▶ [YOUR OBJECTIVE]: Restate every entry word for word.
★ ★ ★ ★ ★
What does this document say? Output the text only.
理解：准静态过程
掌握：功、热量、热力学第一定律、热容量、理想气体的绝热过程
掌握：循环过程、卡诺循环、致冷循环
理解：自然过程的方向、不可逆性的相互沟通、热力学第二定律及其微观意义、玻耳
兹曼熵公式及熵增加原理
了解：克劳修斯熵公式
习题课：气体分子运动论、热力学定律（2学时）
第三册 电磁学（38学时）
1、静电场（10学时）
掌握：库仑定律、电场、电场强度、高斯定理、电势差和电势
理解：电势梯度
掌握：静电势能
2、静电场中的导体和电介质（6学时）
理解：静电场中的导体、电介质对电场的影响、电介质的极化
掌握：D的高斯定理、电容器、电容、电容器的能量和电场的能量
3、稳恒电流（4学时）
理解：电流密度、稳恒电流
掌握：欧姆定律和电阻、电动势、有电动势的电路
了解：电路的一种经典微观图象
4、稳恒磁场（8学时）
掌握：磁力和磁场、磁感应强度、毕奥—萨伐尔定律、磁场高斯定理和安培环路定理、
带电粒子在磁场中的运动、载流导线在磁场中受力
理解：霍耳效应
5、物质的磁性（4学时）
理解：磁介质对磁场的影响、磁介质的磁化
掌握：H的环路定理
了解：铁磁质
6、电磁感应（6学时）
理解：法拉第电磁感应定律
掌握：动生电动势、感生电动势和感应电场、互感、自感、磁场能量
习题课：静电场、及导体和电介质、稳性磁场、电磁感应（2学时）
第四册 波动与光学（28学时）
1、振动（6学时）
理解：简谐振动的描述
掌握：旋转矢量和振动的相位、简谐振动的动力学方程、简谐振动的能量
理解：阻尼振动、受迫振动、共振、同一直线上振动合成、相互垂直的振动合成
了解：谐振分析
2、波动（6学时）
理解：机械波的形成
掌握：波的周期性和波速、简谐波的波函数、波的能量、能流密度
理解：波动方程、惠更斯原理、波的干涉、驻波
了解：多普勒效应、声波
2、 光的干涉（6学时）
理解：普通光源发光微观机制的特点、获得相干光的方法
★ ★ ★ ★ ★
▶ [SOLUTION TO THIS EXERCISE]:
What does this document say? Output the text only.
理解：准静态过程
掌握：功、热量、热力学第一定律、热容量、理想气体的绝热过程
掌握：循环过程、卡诺循环、致冷循环
理解：自然过程的方向、不可逆性的相互沟通、热力学第二定律及其微观意义、玻耳
兹曼熵公式及熵增加原理
了解：克劳修斯熵公式
习题课：气体分子运动论、热力学定律（2学时）
第三册 电磁学（38学时）
1、静电场（10学时）
掌握：库仑定律、电场、电场强度、高斯定理、电势差和电势
理解：电势梯度
掌握：静电势能
2、静电场中的导体和电介质（6学时）
理解：静电场中的导体、电介质对电场的影响、电介质的极化
掌握：D的高斯定理、电容器、电容、电容器的能量和电场的能量
3、稳恒电流（4学时）
理解：电流密度、稳恒电流
掌握：欧姆定律和电阻、电动势、有电动势的电路
了解：电路的一种经典微观图象
4、稳恒磁场（8学时）
掌握：磁力和磁场、磁感应强度、毕奥—萨伐尔定律、磁场高斯定理和安培环路定理、
带电粒子在磁场中的运动、载流导线在磁场中受力
理解：霍耳效应
5、物质的磁性（4学时）
理解：磁介质对磁场的影响、磁介质的磁化
掌握：H的环路定理
了解：铁磁质
6、电磁感应（6学时）
理解：法拉第电磁感应定律
掌握：动生电动势、感生电动势和感应电场、互感、自感、磁场能量
习题课：静电场、及导体和电介质、稳性磁场、电磁感应（2学时）
第四册 波动与光学（28学时）
1、振动（6学时）
理解：简谐振动的描述
掌握：旋转矢量和振动的相位、简谐振动的动力学方程、简谐振动的能量
理解：阻尼振动、受迫振动、共振、同一直线上振动合成、相互垂直的振动合成
了解：谐振分析
2、波动（6学时）
理解：机械波的形成
掌握：波的周期性和波速、简谐波的波函数、波的能量、能流密度
理解：波动方程、惠更斯原理、波的干涉、驻波
了解：多普勒效应、声波
2、 光的干涉（6学时）
理解：普通光源发光微观机制的特点、获得相干光的方法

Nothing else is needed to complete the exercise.